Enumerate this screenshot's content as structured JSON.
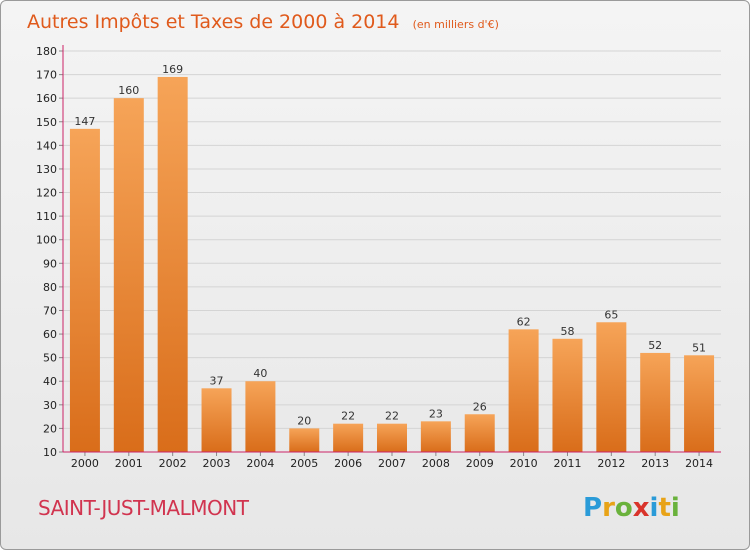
{
  "title": "Autres Impôts et Taxes de 2000 à 2014",
  "unit_label": "(en milliers d'€)",
  "commune": "SAINT-JUST-MALMONT",
  "logo": {
    "text": "Proxiti"
  },
  "colors": {
    "title": "#e05a1c",
    "commune": "#d1344f",
    "bar_top": "#f6a458",
    "bar_bottom": "#d96d1a",
    "axis": "#cc2266"
  },
  "chart_data": {
    "type": "bar",
    "categories": [
      "2000",
      "2001",
      "2002",
      "2003",
      "2004",
      "2005",
      "2006",
      "2007",
      "2008",
      "2009",
      "2010",
      "2011",
      "2012",
      "2013",
      "2014"
    ],
    "values": [
      147,
      160,
      169,
      37,
      40,
      20,
      22,
      22,
      23,
      26,
      62,
      58,
      65,
      52,
      51
    ],
    "ylim": [
      10,
      180
    ],
    "yticks": [
      10,
      20,
      30,
      40,
      50,
      60,
      70,
      80,
      90,
      100,
      110,
      120,
      130,
      140,
      150,
      160,
      170,
      180
    ],
    "grid": true
  }
}
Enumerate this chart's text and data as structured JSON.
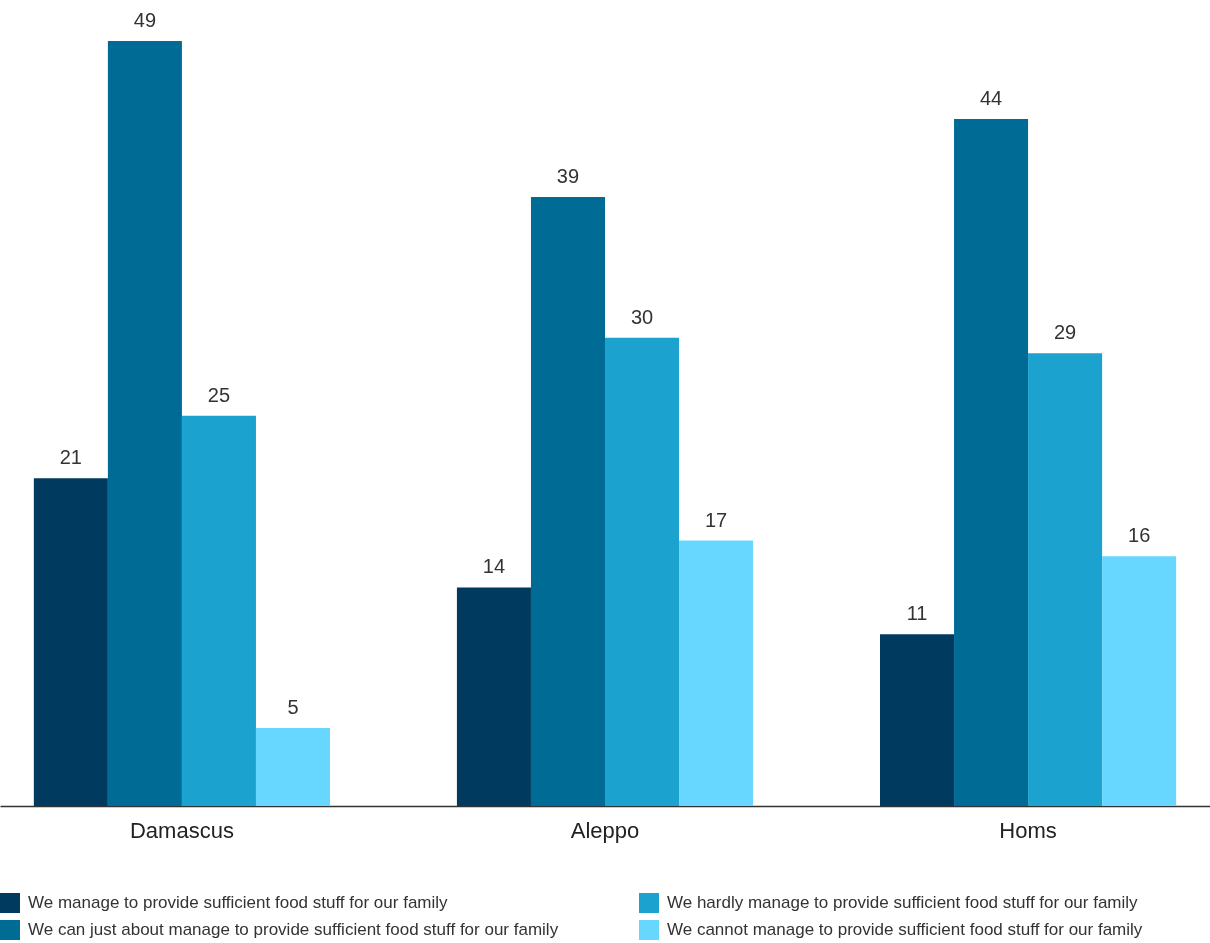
{
  "chart_data": {
    "type": "bar",
    "categories": [
      "Damascus",
      "Aleppo",
      "Homs"
    ],
    "series": [
      {
        "name": "We manage to provide sufficient food stuff for our family",
        "color": "#003a5e",
        "values": [
          21,
          14,
          11
        ]
      },
      {
        "name": "We can just about manage to provide sufficient food stuff for our family",
        "color": "#006c96",
        "values": [
          49,
          39,
          44
        ]
      },
      {
        "name": "We hardly manage to provide sufficient food stuff for our family",
        "color": "#1ba2cf",
        "values": [
          25,
          30,
          29
        ]
      },
      {
        "name": "We cannot manage to provide sufficient food stuff for our family",
        "color": "#68d7ff",
        "values": [
          5,
          17,
          16
        ]
      }
    ],
    "data_labels": true,
    "legend": "bottom",
    "tick_labels": "x"
  }
}
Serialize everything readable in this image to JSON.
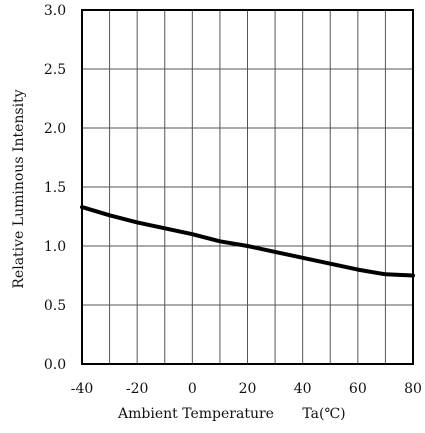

[The task]
Determine how many lines above contain "title" as a word or string. Give the number alone.

[Task answer]
2